> Data for this exercise
+++
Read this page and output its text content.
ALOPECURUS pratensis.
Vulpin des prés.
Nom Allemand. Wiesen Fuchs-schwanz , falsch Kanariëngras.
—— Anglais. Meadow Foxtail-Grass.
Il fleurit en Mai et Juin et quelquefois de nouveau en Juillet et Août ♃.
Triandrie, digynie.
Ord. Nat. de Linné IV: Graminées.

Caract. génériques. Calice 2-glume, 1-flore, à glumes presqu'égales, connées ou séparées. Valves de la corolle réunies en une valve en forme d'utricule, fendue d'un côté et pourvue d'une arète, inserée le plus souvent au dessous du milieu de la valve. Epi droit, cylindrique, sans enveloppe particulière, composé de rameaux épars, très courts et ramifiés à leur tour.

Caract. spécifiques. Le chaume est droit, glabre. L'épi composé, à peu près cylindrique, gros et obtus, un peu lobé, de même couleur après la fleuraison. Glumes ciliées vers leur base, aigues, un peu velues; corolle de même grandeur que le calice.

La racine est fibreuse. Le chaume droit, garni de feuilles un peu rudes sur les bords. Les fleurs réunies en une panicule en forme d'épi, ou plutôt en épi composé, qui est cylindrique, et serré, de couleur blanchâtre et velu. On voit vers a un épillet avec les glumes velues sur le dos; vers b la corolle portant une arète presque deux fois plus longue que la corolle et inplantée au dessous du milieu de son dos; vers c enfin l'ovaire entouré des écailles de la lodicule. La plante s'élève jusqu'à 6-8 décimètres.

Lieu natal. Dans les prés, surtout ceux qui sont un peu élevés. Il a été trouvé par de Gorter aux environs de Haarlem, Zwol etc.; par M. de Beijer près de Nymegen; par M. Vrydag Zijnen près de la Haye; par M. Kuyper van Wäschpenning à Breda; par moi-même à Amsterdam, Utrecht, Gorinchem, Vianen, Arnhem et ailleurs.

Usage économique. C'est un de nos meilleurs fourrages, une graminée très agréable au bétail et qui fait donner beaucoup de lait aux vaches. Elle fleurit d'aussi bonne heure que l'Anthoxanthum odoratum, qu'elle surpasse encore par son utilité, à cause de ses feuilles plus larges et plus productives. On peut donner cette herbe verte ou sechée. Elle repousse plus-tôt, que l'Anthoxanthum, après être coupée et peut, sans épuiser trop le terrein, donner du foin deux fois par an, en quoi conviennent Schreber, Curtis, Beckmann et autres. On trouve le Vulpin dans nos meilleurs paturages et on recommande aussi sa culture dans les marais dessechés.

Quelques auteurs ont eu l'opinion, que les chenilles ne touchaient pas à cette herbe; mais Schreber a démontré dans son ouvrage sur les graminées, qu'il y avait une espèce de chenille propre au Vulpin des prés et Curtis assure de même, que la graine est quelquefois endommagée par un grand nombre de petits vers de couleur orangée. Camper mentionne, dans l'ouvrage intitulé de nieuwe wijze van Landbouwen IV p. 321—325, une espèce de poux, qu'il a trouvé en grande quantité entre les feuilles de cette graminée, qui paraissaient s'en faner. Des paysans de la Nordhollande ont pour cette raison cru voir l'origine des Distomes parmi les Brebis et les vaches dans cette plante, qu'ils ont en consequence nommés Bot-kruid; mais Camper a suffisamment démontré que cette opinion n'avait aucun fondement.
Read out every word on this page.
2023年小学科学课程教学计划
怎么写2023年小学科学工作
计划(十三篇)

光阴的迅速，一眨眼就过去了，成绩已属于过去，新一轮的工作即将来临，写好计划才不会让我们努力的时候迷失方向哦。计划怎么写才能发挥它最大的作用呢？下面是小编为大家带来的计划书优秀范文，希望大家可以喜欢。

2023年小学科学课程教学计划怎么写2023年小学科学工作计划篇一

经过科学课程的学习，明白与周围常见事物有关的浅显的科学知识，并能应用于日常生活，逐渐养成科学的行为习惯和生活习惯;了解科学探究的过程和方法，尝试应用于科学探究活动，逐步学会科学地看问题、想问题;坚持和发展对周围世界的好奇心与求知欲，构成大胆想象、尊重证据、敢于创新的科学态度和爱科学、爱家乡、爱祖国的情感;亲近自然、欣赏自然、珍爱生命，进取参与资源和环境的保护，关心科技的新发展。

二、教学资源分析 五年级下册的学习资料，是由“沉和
+++
State how many lines of the listing above include the word "Read". Give nothing but the number.

> Full answer
2